* **EXERCISE MATERIAL**:
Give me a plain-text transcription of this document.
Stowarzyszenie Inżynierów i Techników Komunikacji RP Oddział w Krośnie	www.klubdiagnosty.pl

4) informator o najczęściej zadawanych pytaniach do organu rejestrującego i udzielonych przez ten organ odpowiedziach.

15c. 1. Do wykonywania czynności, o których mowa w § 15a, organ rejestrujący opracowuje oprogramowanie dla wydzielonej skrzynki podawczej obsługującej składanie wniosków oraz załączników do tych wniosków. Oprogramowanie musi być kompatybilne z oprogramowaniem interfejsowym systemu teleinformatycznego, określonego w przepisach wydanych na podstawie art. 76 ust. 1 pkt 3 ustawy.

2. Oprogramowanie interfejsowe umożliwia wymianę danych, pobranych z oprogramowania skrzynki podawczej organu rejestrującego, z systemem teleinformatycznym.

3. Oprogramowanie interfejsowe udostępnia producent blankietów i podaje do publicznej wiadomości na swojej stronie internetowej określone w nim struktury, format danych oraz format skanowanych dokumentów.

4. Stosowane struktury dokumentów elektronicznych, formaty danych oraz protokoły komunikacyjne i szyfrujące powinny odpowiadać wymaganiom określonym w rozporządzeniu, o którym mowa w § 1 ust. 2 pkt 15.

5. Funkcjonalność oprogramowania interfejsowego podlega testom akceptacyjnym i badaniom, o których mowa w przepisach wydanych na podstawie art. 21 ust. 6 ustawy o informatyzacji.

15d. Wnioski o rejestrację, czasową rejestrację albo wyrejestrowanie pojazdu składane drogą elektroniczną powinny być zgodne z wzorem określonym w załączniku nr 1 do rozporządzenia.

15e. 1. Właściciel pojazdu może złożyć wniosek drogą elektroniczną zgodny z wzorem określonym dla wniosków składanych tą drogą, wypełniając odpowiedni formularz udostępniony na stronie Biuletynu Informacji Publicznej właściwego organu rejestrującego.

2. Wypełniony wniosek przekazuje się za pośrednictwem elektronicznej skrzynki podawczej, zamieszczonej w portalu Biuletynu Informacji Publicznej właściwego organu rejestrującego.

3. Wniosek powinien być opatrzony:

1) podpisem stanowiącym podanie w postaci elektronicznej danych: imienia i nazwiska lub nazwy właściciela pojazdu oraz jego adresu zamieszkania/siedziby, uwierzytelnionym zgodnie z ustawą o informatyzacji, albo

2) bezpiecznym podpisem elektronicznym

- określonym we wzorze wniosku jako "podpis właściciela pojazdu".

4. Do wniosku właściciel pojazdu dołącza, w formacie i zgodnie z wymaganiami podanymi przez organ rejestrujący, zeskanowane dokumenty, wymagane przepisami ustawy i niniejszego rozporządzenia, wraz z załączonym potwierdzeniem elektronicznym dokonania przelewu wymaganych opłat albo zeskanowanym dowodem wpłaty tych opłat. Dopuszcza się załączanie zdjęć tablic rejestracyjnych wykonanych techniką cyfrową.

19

* **EXERCISE REQUIREMENTS**:
Nothing should be left out: return all of the records exactly.

* **RESULT OF THE TASK**:
Give me a plain-text transcription of this document.
Stowarzyszenie Inżynierów i Techników Komunikacji RP Oddział w Krośnie	www.klubdiagnosty.pl

4) informator o najczęściej zadawanych pytaniach do organu rejestrującego i udzielonych przez ten organ odpowiedziach.

15c. 1. Do wykonywania czynności, o których mowa w § 15a, organ rejestrujący opracowuje oprogramowanie dla wydzielonej skrzynki podawczej obsługującej składanie wniosków oraz załączników do tych wniosków. Oprogramowanie musi być kompatybilne z oprogramowaniem interfejsowym systemu teleinformatycznego, określonego w przepisach wydanych na podstawie art. 76 ust. 1 pkt 3 ustawy.

2. Oprogramowanie interfejsowe umożliwia wymianę danych, pobranych z oprogramowania skrzynki podawczej organu rejestrującego, z systemem teleinformatycznym.

3. Oprogramowanie interfejsowe udostępnia producent blankietów i podaje do publicznej wiadomości na swojej stronie internetowej określone w nim struktury, format danych oraz format skanowanych dokumentów.

4. Stosowane struktury dokumentów elektronicznych, formaty danych oraz protokoły komunikacyjne i szyfrujące powinny odpowiadać wymaganiom określonym w rozporządzeniu, o którym mowa w § 1 ust. 2 pkt 15.

5. Funkcjonalność oprogramowania interfejsowego podlega testom akceptacyjnym i badaniom, o których mowa w przepisach wydanych na podstawie art. 21 ust. 6 ustawy o informatyzacji.

15d. Wnioski o rejestrację, czasową rejestrację albo wyrejestrowanie pojazdu składane drogą elektroniczną powinny być zgodne z wzorem określonym w załączniku nr 1 do rozporządzenia.

15e. 1. Właściciel pojazdu może złożyć wniosek drogą elektroniczną zgodny z wzorem określonym dla wniosków składanych tą drogą, wypełniając odpowiedni formularz udostępniony na stronie Biuletynu Informacji Publicznej właściwego organu rejestrującego.

2. Wypełniony wniosek przekazuje się za pośrednictwem elektronicznej skrzynki podawczej, zamieszczonej w portalu Biuletynu Informacji Publicznej właściwego organu rejestrującego.

3. Wniosek powinien być opatrzony:

1) podpisem stanowiącym podanie w postaci elektronicznej danych: imienia i nazwiska lub nazwy właściciela pojazdu oraz jego adresu zamieszkania/siedziby, uwierzytelnionym zgodnie z ustawą o informatyzacji, albo

2) bezpiecznym podpisem elektronicznym

- określonym we wzorze wniosku jako "podpis właściciela pojazdu".

4. Do wniosku właściciel pojazdu dołącza, w formacie i zgodnie z wymaganiami podanymi przez organ rejestrujący, zeskanowane dokumenty, wymagane przepisami ustawy i niniejszego rozporządzenia, wraz z załączonym potwierdzeniem elektronicznym dokonania przelewu wymaganych opłat albo zeskanowanym dowodem wpłaty tych opłat. Dopuszcza się załączanie zdjęć tablic rejestracyjnych wykonanych techniką cyfrową.

19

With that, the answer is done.